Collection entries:
━━━━
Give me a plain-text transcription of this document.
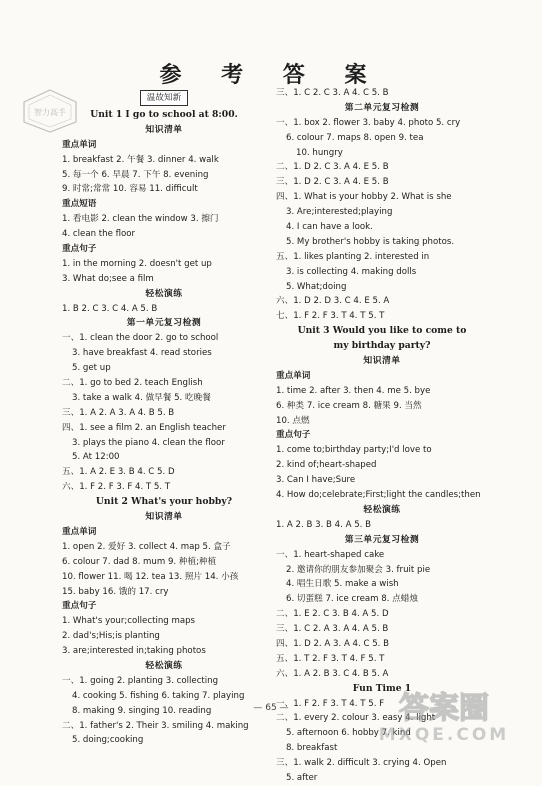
参 考 答 案
智力高手
温故知新
Unit 1 I go to school at 8:00.
知识清单
重点单词
1. breakfast 2. 午餐 3. dinner 4. walk
5. 每一个 6. 早晨 7. 下午 8. evening
9. 时常;常常 10. 容易 11. difficult
重点短语
1. 看电影 2. clean the window 3. 擦门
4. clean the floor
重点句子
1. in the morning 2. doesn't get up
3. What do;see a film
轻松演练
1. B 2. C 3. C 4. A 5. B
第一单元复习检测
一、1. clean the door 2. go to school
3. have breakfast 4. read stories
5. get up
二、1. go to bed 2. teach English
3. take a walk 4. 做早餐 5. 吃晚餐
三、1. A 2. A 3. A 4. B 5. B
四、1. see a film 2. an English teacher
3. plays the piano 4. clean the floor
5. At 12:00
五、1. A 2. E 3. B 4. C 5. D
六、1. F 2. F 3. F 4. T 5. T
Unit 2 What's your hobby?
知识清单
重点单词
1. open 2. 爱好 3. collect 4. map 5. 盒子
6. colour 7. dad 8. mum 9. 种植;种植
10. flower 11. 喝 12. tea 13. 照片 14. 小孩
15. baby 16. 饿的 17. cry
重点句子
1. What's your;collecting maps
2. dad's;His;is planting
3. are;interested in;taking photos
轻松演练
一、1. going 2. planting 3. collecting
4. cooking 5. fishing 6. taking 7. playing
8. making 9. singing 10. reading
二、1. father's 2. Their 3. smiling 4. making
5. doing;cooking
三、1. C 2. C 3. A 4. C 5. B
第二单元复习检测
一、1. box 2. flower 3. baby 4. photo 5. cry
6. colour 7. maps 8. open 9. tea
10. hungry
二、1. D 2. C 3. A 4. E 5. B
三、1. D 2. C 3. A 4. E 5. B
四、1. What is your hobby 2. What is she
3. Are;interested;playing
4. I can have a look.
5. My brother's hobby is taking photos.
五、1. likes planting 2. interested in
3. is collecting 4. making dolls
5. What;doing
六、1. D 2. D 3. C 4. E 5. A
七、1. F 2. F 3. T 4. T 5. T
Unit 3 Would you like to come to
my birthday party?
知识清单
重点单词
1. time 2. after 3. then 4. me 5. bye
6. 种类 7. ice cream 8. 糖果 9. 当然
10. 点燃
重点句子
1. come to;birthday party;I'd love to
2. kind of;heart-shaped
3. Can I have;Sure
4. How do;celebrate;First;light the candles;then
轻松演练
1. A 2. B 3. B 4. A 5. B
第三单元复习检测
一、1. heart-shaped cake
2. 邀请你的朋友参加聚会 3. fruit pie
4. 唱生日歌 5. make a wish
6. 切蛋糕 7. ice cream 8. 点蜡烛
二、1. E 2. C 3. B 4. A 5. D
三、1. C 2. A 3. A 4. A 5. B
四、1. D 2. A 3. A 4. C 5. B
五、1. T 2. F 3. T 4. F 5. T
六、1. A 2. B 3. C 4. B 5. A
Fun Time 1
一、1. F 2. F 3. T 4. T 5. F
二、1. every 2. colour 3. easy 4. light
5. afternoon 6. hobby 7. kind
8. breakfast
三、1. walk 2. difficult 3. crying 4. Open
5. after
— 65 —	答案圈
MXQE.COM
━━━━
YOUR TASK:
Collect the lines that hold "floor".

TASK ANSWER:
4. clean the floor
3. plays the piano 4. clean the floor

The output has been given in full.